The exercise: Your task is to count the lines of the entries below that include the word "GLÖZ" and to give only the resulting number.

--------------------------------

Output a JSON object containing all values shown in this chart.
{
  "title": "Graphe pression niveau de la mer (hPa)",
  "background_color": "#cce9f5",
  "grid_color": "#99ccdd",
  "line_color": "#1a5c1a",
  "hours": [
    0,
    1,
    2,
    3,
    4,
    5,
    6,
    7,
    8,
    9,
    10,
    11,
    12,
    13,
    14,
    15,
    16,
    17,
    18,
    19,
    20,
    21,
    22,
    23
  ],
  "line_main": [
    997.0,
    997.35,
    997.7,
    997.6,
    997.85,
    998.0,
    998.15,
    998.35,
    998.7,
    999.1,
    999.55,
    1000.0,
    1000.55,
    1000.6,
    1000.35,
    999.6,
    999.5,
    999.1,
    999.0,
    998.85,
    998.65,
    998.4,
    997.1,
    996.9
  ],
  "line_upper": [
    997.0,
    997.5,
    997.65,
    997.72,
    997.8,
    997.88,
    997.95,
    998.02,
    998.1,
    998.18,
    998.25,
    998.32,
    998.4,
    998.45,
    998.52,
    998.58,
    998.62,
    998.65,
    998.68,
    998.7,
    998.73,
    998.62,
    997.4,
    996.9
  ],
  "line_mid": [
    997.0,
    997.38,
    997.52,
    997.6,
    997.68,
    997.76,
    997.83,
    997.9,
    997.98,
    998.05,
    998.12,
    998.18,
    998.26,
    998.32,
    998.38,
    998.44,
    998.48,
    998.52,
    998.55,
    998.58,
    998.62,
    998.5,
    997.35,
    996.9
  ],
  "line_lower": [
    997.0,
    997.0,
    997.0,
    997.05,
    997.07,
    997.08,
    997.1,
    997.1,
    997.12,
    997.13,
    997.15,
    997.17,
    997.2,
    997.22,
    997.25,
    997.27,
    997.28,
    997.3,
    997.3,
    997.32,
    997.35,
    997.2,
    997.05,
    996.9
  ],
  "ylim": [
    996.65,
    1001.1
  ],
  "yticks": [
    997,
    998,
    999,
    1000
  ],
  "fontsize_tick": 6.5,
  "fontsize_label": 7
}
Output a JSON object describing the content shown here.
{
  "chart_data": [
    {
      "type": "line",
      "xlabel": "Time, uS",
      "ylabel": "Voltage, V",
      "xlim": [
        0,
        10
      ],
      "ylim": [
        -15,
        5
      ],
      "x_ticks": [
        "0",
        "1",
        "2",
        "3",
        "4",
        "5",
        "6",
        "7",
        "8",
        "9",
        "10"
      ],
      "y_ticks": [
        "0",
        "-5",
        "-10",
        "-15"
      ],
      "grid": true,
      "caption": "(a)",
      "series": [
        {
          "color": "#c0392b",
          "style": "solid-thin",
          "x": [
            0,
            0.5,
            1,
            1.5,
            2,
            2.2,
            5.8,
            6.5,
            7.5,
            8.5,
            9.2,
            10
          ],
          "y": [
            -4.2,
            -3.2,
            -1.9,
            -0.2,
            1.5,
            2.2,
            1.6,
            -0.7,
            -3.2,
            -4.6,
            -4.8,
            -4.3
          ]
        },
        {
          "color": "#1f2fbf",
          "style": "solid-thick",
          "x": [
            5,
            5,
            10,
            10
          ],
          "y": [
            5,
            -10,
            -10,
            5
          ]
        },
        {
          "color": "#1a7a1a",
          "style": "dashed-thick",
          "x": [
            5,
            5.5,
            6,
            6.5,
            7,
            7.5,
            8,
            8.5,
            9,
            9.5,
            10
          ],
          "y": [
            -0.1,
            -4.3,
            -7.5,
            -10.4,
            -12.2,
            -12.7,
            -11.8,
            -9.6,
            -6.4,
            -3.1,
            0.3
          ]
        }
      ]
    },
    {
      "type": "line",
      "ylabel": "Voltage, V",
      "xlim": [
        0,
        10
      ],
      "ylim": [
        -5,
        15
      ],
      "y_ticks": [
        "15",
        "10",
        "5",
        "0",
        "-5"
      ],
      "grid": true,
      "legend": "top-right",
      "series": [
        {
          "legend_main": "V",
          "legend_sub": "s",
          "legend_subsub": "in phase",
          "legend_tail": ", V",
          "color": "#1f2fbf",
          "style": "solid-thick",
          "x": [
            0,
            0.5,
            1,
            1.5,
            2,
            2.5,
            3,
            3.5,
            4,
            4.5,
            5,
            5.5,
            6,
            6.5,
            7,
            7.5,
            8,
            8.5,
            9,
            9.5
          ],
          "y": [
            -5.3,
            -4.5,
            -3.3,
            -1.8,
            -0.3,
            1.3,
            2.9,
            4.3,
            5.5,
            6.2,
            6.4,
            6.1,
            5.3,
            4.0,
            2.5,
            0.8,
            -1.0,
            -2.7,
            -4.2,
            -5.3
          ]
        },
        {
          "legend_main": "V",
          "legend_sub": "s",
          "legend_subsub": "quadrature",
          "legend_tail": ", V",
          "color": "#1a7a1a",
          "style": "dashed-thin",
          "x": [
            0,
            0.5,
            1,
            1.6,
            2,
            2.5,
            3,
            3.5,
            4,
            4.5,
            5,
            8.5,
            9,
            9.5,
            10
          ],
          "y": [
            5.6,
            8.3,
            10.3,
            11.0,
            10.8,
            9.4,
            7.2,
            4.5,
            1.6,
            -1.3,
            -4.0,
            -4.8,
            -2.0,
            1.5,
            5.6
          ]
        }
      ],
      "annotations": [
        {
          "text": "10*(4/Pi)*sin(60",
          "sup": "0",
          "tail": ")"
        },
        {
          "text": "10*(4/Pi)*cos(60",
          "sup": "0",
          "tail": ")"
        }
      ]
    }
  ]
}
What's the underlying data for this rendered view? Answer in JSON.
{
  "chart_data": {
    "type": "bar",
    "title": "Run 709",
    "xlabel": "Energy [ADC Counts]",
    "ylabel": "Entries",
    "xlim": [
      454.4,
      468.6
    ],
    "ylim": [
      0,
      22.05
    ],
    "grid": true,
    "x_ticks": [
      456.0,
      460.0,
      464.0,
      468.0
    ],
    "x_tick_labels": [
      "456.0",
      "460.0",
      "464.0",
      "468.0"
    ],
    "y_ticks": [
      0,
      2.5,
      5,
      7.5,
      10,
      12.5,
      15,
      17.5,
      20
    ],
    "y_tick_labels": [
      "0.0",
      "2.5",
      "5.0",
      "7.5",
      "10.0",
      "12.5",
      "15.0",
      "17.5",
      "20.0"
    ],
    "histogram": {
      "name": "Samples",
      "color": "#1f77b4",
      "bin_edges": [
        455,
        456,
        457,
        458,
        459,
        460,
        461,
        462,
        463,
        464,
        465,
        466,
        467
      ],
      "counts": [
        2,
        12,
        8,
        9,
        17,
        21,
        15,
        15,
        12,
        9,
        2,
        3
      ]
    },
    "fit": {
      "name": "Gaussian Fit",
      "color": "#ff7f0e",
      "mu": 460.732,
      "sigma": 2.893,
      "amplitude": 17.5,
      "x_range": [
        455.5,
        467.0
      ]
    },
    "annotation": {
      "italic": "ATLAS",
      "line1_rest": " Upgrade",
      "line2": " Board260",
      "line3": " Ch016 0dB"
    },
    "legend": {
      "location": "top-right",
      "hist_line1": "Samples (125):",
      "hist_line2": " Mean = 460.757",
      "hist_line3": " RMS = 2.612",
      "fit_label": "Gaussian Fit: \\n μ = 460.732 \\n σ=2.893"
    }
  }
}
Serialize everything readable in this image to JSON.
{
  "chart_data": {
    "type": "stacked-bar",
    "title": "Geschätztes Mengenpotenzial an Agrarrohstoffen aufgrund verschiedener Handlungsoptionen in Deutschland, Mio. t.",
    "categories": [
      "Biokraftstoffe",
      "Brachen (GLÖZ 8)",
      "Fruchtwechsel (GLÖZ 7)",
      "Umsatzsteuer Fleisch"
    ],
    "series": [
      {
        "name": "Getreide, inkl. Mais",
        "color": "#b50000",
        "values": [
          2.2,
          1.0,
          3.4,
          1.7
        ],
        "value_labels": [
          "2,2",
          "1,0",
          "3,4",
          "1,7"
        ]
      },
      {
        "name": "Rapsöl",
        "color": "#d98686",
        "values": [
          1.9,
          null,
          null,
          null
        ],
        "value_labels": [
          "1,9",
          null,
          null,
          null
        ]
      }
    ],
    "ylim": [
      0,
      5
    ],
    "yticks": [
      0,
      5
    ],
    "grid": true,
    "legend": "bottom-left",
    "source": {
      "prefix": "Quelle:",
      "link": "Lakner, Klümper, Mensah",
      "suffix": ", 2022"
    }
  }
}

--------------------------------

Output of the task: 2